— START —

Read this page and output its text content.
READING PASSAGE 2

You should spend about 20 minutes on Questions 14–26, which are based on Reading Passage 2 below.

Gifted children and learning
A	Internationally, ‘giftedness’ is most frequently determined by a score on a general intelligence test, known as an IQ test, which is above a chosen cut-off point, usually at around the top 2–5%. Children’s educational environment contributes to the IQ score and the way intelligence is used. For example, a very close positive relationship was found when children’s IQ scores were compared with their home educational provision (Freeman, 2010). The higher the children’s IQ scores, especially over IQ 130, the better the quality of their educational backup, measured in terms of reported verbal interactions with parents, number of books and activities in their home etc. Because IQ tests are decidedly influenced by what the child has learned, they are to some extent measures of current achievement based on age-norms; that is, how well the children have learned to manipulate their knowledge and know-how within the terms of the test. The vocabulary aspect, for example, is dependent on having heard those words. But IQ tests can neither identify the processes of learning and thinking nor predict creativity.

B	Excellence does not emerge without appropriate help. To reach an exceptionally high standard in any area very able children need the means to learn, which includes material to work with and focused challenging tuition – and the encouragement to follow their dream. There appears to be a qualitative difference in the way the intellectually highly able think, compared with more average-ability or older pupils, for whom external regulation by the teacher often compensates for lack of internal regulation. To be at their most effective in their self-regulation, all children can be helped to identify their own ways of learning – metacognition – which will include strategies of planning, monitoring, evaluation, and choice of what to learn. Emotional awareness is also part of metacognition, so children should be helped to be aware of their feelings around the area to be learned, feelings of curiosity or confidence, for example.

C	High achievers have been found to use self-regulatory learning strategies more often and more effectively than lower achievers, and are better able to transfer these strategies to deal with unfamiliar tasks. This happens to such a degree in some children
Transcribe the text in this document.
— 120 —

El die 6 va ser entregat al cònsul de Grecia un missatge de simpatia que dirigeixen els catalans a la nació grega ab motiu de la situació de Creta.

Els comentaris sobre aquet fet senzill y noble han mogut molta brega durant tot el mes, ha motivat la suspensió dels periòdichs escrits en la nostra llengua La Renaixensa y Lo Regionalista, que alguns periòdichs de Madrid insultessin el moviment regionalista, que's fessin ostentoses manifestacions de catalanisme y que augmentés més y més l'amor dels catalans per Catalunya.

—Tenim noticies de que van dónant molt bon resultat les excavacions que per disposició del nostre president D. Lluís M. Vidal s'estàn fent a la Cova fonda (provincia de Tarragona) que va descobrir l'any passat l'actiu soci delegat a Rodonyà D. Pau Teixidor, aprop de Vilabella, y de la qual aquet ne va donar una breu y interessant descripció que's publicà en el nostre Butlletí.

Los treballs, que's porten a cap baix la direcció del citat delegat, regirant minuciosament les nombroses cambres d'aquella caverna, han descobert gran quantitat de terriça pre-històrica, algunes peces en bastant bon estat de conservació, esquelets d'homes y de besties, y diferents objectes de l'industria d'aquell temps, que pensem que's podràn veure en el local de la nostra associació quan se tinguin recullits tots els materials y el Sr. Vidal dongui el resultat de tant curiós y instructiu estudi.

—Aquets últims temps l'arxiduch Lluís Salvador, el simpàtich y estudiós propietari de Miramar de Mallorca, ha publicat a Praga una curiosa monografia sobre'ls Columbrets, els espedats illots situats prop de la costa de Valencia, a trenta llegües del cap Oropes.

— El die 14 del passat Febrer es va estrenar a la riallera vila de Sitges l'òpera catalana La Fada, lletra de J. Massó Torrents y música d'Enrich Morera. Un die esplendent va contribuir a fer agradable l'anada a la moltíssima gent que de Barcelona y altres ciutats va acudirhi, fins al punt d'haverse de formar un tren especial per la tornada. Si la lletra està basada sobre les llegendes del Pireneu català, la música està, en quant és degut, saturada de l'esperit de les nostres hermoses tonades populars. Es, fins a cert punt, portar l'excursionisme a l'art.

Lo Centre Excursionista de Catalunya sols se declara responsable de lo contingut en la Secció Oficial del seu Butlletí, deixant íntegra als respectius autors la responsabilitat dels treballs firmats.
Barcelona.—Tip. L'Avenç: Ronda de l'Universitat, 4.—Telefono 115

— END —
— START —

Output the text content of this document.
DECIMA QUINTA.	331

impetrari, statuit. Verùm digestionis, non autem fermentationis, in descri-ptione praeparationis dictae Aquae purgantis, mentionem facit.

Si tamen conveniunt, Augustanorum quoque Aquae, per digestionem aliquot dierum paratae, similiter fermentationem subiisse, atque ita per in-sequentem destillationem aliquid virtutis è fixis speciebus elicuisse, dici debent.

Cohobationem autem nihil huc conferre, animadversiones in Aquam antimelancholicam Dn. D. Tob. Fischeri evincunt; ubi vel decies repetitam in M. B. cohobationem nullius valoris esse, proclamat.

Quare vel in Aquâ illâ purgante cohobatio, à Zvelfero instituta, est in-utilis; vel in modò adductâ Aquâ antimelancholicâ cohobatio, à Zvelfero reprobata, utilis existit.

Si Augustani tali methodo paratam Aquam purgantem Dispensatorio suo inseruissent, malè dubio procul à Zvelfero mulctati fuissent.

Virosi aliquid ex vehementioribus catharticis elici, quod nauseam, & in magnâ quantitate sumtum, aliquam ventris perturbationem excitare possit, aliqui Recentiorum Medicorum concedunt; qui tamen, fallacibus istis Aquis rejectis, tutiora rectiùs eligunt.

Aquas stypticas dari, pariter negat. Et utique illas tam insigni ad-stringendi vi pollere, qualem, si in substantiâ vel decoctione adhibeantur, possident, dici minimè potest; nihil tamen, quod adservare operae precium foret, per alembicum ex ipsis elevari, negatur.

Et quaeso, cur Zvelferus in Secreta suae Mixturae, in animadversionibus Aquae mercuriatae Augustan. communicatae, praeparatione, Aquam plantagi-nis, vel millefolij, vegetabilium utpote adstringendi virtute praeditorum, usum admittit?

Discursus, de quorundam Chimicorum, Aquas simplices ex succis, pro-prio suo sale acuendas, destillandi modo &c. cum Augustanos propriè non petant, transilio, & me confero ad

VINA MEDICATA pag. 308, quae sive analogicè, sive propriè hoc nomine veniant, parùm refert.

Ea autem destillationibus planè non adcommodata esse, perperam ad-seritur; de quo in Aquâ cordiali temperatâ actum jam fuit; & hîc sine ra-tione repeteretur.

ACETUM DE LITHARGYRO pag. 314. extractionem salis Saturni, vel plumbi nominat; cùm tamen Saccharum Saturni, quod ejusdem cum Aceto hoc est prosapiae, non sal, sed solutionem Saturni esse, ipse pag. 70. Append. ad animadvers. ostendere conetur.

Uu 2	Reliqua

— END —

Track down every line holding the string "tamen" and copy it.

**CORRECT RESPONSE:**
Si tamen conveniunt, Augustanorum quoque Aquae, per digestionem aliquot dierum paratae, similiter fermentationem subiisse, atque ita per in-sequentem destillationem aliquid virtutis è fixis speciebus elicuisse, dici debent.
Virosi aliquid ex vehementioribus catharticis elici, quod nauseam, & in magnâ quantitate sumtum, aliquam ventris perturbationem excitare possit, aliqui Recentiorum Medicorum concedunt; qui tamen, fallacibus istis Aquis rejectis, tutiora rectiùs eligunt.
Aquas stypticas dari, pariter negat. Et utique illas tam insigni ad-stringendi vi pollere, qualem, si in substantiâ vel decoctione adhibeantur, possident, dici minimè potest; nihil tamen, quod adservare operae precium foret, per alembicum ex ipsis elevari, negatur.
ACETUM DE LITHARGYRO pag. 314. extractionem salis Saturni, vel plumbi nominat; cùm tamen Saccharum Saturni, quod ejusdem cum Aceto hoc est prosapiae, non sal, sed solutionem Saturni esse, ipse pag. 70. Append. ad animadvers. ostendere conetur.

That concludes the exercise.